BEGIN INFORMATION SHOWN

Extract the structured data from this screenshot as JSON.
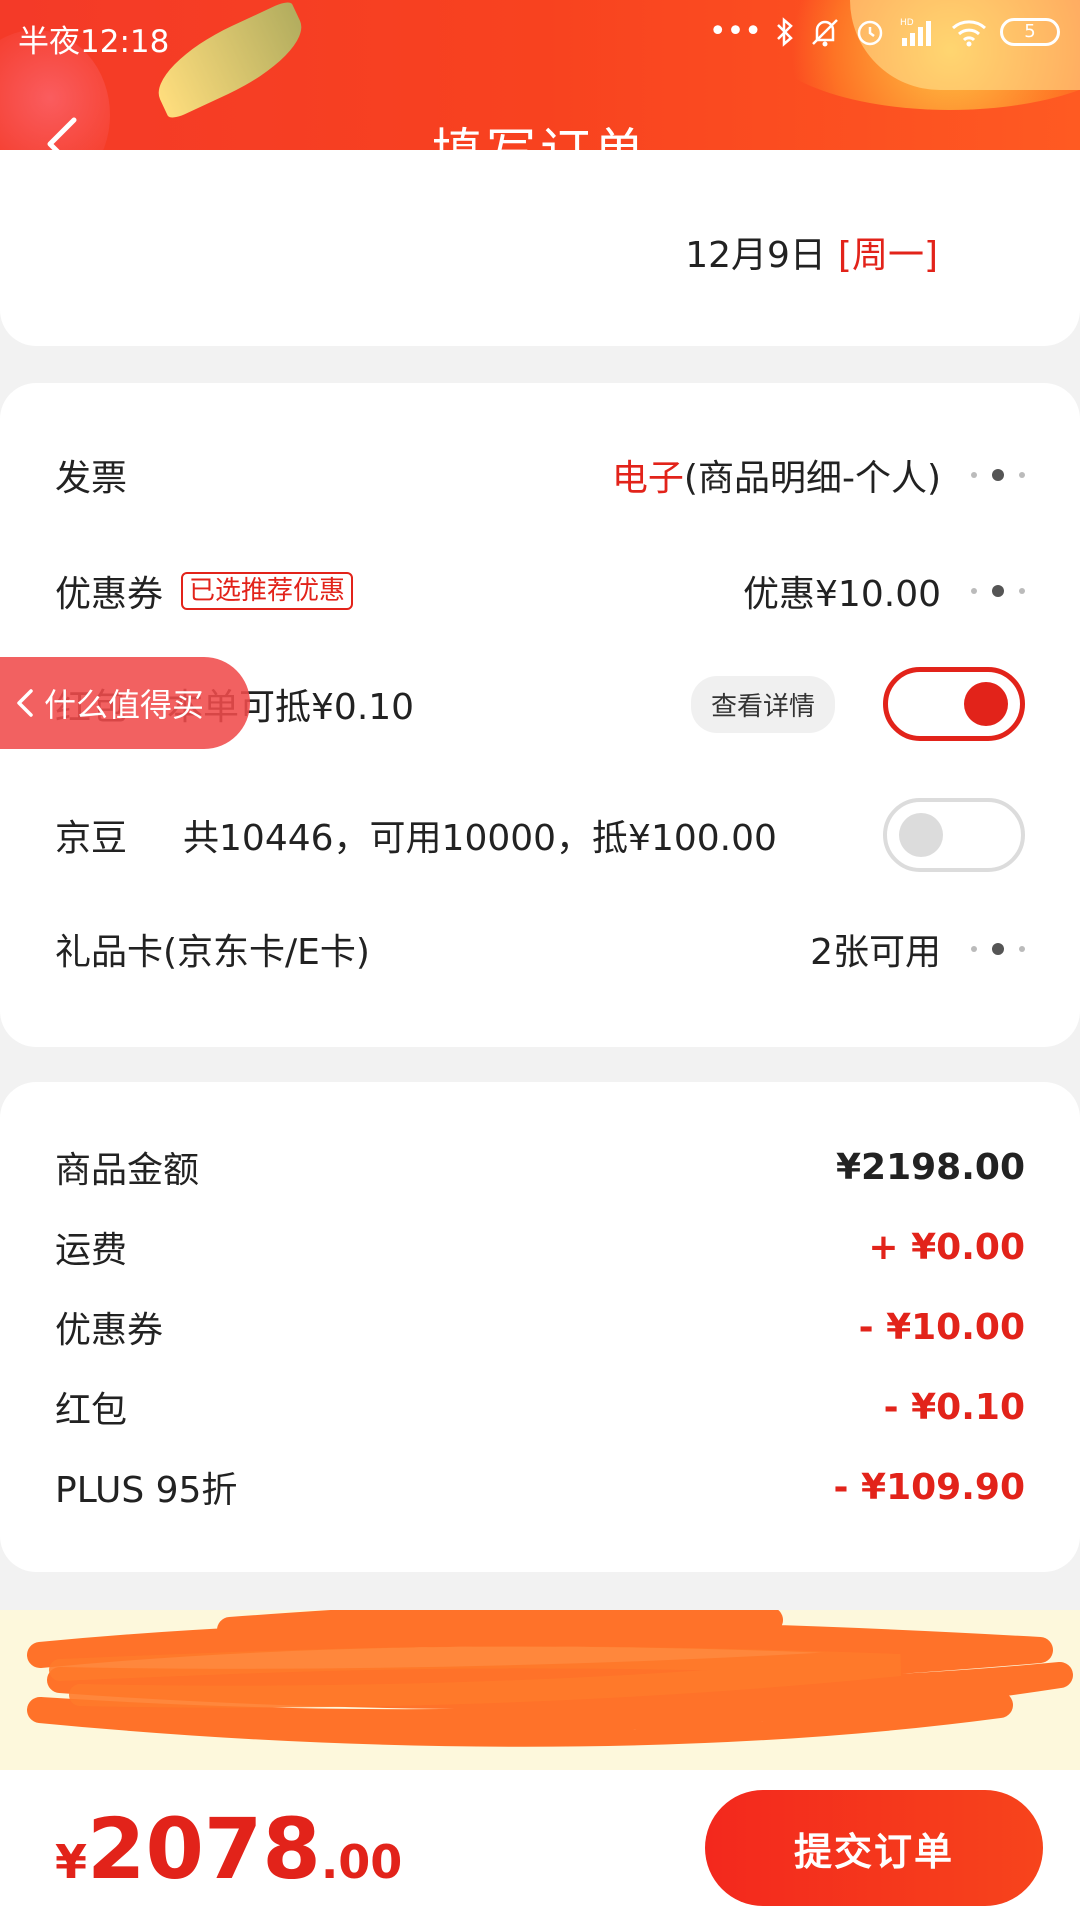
{
  "status_bar": {
    "time": "半夜12:18",
    "dots": "•••",
    "battery": "5"
  },
  "header": {
    "title": "填写订单"
  },
  "delivery": {
    "date": "12月9日",
    "weekday": "[周一]"
  },
  "options": {
    "invoice": {
      "label": "发票",
      "value_type": "电子",
      "value_detail": "(商品明细-个人)"
    },
    "coupon": {
      "label": "优惠券",
      "tag": "已选推荐优惠",
      "value": "优惠¥10.00"
    },
    "red_packet": {
      "label": "红包",
      "detail": "本单可抵¥0.10",
      "chip": "查看详情",
      "enabled": true
    },
    "jingdou": {
      "label": "京豆",
      "detail": "共10446，可用10000，抵¥100.00",
      "enabled": false
    },
    "gift_card": {
      "label": "礼品卡(京东卡/E卡)",
      "value": "2张可用"
    }
  },
  "floating_pill": {
    "label": "什么值得买"
  },
  "amounts": [
    {
      "label": "商品金额",
      "value": "¥2198.00"
    },
    {
      "label": "运费",
      "value": "+ ¥0.00"
    },
    {
      "label": "优惠券",
      "value": "- ¥10.00"
    },
    {
      "label": "红包",
      "value": "- ¥0.10"
    },
    {
      "label": "PLUS 95折",
      "value": "- ¥109.90"
    }
  ],
  "bottom": {
    "currency": "¥",
    "total_int": "2078",
    "total_dec": ".00",
    "submit_label": "提交订单"
  },
  "colors": {
    "accent_red": "#e2231a",
    "header_gradient_start": "#f43a28",
    "notice_bg": "#fdf8dc",
    "scribble": "#ff6a1f"
  }
}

END INFORMATION SHOWN

## WHAT IS REQUIRED
Omit the images and transcribe all of the records above word for word.

## RIGHT ANSWER
Extract the structured data from this screenshot as JSON.
{
  "status_bar": {
    "time": "半夜12:18",
    "dots": "•••",
    "battery": "5"
  },
  "header": {
    "title": "填写订单"
  },
  "delivery": {
    "date": "12月9日",
    "weekday": "[周一]"
  },
  "options": {
    "invoice": {
      "label": "发票",
      "value_type": "电子",
      "value_detail": "(商品明细-个人)"
    },
    "coupon": {
      "label": "优惠券",
      "tag": "已选推荐优惠",
      "value": "优惠¥10.00"
    },
    "red_packet": {
      "label": "红包",
      "detail": "本单可抵¥0.10",
      "chip": "查看详情",
      "enabled": true
    },
    "jingdou": {
      "label": "京豆",
      "detail": "共10446，可用10000，抵¥100.00",
      "enabled": false
    },
    "gift_card": {
      "label": "礼品卡(京东卡/E卡)",
      "value": "2张可用"
    }
  },
  "floating_pill": {
    "label": "什么值得买"
  },
  "amounts": [
    {
      "label": "商品金额",
      "value": "¥2198.00"
    },
    {
      "label": "运费",
      "value": "+ ¥0.00"
    },
    {
      "label": "优惠券",
      "value": "- ¥10.00"
    },
    {
      "label": "红包",
      "value": "- ¥0.10"
    },
    {
      "label": "PLUS 95折",
      "value": "- ¥109.90"
    }
  ],
  "bottom": {
    "currency": "¥",
    "total_int": "2078",
    "total_dec": ".00",
    "submit_label": "提交订单"
  },
  "colors": {
    "accent_red": "#e2231a",
    "header_gradient_start": "#f43a28",
    "notice_bg": "#fdf8dc",
    "scribble": "#ff6a1f"
  }
}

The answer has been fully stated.